Task statement: Go through the listing and copy every line word for word.

** begin Data in this exercise **

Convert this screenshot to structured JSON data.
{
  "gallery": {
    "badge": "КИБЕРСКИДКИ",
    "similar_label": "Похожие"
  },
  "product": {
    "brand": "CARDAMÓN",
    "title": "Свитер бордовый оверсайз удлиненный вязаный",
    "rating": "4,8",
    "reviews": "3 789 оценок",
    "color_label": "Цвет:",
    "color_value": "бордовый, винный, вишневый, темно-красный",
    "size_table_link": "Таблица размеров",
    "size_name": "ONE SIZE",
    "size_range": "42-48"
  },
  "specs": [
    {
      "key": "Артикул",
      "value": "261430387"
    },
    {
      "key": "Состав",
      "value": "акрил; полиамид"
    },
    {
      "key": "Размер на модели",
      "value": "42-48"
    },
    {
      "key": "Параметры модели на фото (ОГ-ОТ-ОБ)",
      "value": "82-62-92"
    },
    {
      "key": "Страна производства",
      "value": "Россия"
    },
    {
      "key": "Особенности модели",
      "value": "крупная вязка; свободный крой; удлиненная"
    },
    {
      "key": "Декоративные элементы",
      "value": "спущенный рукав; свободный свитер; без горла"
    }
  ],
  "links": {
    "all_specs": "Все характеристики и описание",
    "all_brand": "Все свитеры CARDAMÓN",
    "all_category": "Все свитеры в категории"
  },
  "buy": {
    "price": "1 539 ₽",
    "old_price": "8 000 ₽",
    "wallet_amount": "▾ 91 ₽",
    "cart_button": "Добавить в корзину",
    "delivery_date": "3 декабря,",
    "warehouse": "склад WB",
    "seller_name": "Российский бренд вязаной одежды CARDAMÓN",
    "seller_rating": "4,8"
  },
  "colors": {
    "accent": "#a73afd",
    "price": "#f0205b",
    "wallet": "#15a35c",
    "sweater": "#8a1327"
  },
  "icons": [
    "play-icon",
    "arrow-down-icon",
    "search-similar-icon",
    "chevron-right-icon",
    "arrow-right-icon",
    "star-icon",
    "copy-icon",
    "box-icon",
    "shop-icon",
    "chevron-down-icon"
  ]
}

** end Data in this exercise **

Response to this task:
Convert this screenshot to structured JSON data.
{
  "gallery": {
    "badge": "КИБЕРСКИДКИ",
    "similar_label": "Похожие"
  },
  "product": {
    "brand": "CARDAMÓN",
    "title": "Свитер бордовый оверсайз удлиненный вязаный",
    "rating": "4,8",
    "reviews": "3 789 оценок",
    "color_label": "Цвет:",
    "color_value": "бордовый, винный, вишневый, темно-красный",
    "size_table_link": "Таблица размеров",
    "size_name": "ONE SIZE",
    "size_range": "42-48"
  },
  "specs": [
    {
      "key": "Артикул",
      "value": "261430387"
    },
    {
      "key": "Состав",
      "value": "акрил; полиамид"
    },
    {
      "key": "Размер на модели",
      "value": "42-48"
    },
    {
      "key": "Параметры модели на фото (ОГ-ОТ-ОБ)",
      "value": "82-62-92"
    },
    {
      "key": "Страна производства",
      "value": "Россия"
    },
    {
      "key": "Особенности модели",
      "value": "крупная вязка; свободный крой; удлиненная"
    },
    {
      "key": "Декоративные элементы",
      "value": "спущенный рукав; свободный свитер; без горла"
    }
  ],
  "links": {
    "all_specs": "Все характеристики и описание",
    "all_brand": "Все свитеры CARDAMÓN",
    "all_category": "Все свитеры в категории"
  },
  "buy": {
    "price": "1 539 ₽",
    "old_price": "8 000 ₽",
    "wallet_amount": "▾ 91 ₽",
    "cart_button": "Добавить в корзину",
    "delivery_date": "3 декабря,",
    "warehouse": "склад WB",
    "seller_name": "Российский бренд вязаной одежды CARDAMÓN",
    "seller_rating": "4,8"
  },
  "colors": {
    "accent": "#a73afd",
    "price": "#f0205b",
    "wallet": "#15a35c",
    "sweater": "#8a1327"
  },
  "icons": [
    "play-icon",
    "arrow-down-icon",
    "search-similar-icon",
    "chevron-right-icon",
    "arrow-right-icon",
    "star-icon",
    "copy-icon",
    "box-icon",
    "shop-icon",
    "chevron-down-icon"
  ]
}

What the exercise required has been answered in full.